> **Task requirements**:
Please state the number of lines in the records below that contain the string "name", and nothing further.

> **Study material**:
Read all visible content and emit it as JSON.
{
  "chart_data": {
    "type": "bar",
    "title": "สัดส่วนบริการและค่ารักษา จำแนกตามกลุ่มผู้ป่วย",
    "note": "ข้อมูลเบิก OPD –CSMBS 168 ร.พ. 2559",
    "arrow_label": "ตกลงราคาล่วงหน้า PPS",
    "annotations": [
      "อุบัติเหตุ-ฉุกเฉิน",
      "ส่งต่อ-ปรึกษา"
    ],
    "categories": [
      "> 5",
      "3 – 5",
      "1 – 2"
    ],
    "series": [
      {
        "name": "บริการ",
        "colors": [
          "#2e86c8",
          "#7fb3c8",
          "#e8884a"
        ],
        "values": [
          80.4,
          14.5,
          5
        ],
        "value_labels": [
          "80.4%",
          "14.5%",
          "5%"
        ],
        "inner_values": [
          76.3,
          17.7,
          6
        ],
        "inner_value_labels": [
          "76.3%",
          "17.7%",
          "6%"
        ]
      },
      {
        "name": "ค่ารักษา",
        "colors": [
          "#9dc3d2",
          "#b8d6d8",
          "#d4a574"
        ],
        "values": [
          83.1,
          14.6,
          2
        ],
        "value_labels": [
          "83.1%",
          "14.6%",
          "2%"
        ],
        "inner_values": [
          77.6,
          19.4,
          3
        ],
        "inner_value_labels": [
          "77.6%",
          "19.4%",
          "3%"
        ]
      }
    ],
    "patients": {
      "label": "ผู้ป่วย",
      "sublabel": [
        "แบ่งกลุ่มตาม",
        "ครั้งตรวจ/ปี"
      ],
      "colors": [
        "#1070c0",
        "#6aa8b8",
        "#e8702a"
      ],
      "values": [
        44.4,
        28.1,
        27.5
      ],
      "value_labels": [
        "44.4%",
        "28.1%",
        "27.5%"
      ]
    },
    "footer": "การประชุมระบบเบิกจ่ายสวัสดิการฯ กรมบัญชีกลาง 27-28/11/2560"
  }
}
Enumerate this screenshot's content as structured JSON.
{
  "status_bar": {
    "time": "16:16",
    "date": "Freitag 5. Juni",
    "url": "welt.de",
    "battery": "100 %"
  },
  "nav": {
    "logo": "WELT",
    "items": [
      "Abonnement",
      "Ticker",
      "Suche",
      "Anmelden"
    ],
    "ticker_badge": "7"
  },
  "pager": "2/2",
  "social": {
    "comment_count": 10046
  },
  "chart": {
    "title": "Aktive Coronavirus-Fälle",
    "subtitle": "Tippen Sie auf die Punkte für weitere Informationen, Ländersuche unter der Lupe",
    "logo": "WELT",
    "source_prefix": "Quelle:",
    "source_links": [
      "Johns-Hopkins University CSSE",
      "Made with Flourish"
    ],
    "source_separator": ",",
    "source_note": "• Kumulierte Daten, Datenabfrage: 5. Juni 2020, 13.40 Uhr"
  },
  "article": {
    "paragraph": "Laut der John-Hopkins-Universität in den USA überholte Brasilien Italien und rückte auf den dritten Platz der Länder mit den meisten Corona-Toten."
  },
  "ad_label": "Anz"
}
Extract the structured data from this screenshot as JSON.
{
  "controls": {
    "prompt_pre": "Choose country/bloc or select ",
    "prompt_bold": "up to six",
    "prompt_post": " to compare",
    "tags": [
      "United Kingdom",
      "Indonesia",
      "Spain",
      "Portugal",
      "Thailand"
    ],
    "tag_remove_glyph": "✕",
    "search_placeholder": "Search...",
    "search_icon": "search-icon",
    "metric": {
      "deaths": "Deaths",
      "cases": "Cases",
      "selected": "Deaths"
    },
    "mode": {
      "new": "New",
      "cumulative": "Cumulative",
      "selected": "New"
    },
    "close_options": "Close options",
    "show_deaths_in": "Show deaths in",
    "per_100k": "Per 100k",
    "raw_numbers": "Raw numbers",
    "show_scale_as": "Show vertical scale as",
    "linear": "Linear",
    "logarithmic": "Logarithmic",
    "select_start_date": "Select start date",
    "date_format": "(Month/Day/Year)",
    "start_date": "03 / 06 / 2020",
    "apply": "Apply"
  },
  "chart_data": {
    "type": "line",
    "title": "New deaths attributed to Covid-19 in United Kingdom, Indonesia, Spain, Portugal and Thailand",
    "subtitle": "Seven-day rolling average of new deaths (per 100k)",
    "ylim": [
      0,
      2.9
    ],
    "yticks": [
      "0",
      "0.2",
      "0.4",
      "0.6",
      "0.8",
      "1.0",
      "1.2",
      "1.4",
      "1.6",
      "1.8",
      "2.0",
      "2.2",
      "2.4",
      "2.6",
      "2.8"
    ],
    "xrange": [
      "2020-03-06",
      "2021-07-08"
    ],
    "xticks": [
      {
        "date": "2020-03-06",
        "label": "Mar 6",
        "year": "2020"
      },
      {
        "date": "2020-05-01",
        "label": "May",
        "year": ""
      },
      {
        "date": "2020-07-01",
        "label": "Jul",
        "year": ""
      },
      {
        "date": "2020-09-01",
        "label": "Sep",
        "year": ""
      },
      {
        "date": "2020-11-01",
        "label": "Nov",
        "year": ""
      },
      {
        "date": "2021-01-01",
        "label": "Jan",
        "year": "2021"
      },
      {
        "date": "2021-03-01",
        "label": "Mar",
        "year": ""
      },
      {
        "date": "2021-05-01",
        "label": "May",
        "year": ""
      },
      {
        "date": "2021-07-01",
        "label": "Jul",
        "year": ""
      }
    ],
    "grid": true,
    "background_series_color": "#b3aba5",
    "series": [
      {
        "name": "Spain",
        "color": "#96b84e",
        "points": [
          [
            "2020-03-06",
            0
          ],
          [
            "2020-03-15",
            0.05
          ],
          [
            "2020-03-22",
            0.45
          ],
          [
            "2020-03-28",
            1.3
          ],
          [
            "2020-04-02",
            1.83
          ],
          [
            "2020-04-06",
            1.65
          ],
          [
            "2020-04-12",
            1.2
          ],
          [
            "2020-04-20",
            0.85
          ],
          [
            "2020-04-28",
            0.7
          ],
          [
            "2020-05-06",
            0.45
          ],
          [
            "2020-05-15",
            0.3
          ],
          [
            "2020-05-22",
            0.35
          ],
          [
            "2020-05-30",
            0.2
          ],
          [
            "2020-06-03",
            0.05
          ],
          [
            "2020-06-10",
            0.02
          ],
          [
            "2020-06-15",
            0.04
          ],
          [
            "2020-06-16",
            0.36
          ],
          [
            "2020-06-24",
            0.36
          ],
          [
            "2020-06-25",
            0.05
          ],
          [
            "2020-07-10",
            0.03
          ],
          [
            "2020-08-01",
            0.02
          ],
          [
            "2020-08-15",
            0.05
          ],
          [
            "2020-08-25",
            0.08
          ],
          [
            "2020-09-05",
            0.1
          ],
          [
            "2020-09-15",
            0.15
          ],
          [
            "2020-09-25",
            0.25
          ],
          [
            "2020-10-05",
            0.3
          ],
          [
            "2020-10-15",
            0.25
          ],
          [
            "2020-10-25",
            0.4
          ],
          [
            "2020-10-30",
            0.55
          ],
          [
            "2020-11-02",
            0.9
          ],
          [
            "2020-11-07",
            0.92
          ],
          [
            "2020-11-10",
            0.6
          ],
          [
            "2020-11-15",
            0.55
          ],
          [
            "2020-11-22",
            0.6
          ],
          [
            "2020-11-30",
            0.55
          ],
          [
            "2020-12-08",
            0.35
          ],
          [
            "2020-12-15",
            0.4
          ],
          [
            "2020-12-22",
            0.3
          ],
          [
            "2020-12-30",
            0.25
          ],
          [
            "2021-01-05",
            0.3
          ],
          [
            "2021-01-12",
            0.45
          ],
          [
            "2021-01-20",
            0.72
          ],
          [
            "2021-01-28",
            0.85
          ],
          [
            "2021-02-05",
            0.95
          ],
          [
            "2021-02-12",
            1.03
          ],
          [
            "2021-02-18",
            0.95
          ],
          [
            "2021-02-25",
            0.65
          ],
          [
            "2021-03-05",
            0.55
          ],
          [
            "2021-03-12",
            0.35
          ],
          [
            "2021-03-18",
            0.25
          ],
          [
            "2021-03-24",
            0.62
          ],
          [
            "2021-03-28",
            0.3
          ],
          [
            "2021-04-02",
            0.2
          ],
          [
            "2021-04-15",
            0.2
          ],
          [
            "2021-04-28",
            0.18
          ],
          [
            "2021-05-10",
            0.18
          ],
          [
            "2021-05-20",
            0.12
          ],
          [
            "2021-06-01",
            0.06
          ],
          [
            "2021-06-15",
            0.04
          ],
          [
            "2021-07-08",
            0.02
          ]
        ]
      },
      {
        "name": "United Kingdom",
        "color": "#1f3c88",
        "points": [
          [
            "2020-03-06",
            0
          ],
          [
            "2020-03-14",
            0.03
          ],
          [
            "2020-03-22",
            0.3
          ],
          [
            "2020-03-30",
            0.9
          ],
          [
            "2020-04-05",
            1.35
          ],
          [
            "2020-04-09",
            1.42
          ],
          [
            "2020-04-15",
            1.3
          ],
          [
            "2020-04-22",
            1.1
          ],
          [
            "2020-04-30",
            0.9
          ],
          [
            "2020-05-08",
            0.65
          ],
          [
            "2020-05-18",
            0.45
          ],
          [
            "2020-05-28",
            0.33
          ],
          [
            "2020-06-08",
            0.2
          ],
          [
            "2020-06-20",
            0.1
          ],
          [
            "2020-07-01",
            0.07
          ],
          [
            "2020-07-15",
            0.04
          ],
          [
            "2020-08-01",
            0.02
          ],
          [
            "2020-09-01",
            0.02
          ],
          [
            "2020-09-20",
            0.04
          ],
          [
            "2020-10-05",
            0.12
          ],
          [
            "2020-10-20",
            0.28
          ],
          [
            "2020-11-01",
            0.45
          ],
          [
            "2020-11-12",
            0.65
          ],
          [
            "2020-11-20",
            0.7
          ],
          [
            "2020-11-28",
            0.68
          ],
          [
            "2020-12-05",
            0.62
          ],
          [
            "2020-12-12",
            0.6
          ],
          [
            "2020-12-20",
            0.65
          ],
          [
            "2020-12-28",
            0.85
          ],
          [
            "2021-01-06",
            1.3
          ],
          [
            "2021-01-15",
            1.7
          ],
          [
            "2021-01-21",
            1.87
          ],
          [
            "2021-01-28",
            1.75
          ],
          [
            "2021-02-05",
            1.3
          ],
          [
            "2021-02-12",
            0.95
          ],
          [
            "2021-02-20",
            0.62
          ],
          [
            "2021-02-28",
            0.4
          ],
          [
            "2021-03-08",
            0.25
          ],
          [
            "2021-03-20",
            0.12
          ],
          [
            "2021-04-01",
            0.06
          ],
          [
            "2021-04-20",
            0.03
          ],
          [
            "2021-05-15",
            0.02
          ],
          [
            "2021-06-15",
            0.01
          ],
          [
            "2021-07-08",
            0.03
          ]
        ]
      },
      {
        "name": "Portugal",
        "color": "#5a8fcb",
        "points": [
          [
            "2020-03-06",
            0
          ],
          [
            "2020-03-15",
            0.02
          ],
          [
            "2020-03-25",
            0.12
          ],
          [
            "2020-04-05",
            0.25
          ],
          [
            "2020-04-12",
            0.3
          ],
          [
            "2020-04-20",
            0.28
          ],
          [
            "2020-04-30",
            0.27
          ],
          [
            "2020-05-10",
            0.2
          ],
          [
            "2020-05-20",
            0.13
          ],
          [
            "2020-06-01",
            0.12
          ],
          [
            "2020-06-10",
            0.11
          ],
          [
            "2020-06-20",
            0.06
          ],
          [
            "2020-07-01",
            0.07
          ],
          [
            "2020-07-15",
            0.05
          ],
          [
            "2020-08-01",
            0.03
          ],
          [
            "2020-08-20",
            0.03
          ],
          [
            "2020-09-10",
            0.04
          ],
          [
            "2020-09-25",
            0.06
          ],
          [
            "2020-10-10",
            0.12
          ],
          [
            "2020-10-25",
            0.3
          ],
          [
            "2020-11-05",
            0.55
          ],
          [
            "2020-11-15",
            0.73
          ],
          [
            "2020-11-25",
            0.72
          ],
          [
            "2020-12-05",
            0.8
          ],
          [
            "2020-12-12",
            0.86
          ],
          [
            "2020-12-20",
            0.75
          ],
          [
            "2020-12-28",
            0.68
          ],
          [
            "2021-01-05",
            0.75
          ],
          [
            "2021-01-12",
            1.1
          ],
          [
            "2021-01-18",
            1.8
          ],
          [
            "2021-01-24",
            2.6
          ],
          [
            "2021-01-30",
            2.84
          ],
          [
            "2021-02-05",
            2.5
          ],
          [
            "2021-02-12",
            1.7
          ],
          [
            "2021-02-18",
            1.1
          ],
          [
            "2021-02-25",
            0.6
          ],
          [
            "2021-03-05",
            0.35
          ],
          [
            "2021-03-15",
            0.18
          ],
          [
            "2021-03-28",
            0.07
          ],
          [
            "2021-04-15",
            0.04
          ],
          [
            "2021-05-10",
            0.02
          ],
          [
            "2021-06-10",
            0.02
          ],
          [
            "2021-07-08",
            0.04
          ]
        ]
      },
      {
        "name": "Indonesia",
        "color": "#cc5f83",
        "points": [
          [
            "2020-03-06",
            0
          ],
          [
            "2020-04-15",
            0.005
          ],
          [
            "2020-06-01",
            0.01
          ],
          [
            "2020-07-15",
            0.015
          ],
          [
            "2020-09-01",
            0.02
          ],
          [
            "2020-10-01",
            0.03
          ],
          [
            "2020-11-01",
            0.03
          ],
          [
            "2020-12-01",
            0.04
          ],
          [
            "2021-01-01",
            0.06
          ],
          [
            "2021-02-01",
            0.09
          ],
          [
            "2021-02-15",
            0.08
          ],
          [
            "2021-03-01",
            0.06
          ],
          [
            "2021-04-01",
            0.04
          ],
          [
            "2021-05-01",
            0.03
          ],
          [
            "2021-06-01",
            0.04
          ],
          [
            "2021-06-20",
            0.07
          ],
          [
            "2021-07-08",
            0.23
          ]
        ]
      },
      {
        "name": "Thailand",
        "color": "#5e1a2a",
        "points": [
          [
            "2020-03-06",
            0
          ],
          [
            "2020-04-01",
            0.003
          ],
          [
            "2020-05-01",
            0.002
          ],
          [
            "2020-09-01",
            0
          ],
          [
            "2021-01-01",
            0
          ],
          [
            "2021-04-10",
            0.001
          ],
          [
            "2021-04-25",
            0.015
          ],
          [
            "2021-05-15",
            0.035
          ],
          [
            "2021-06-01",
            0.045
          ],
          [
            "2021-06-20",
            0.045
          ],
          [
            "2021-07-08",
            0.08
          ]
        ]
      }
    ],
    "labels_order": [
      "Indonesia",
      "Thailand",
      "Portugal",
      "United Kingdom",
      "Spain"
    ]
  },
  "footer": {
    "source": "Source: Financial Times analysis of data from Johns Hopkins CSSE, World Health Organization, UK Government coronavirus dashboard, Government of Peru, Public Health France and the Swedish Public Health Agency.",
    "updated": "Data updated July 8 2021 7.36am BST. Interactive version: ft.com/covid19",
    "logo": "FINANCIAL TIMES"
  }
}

> **Written answer**:
7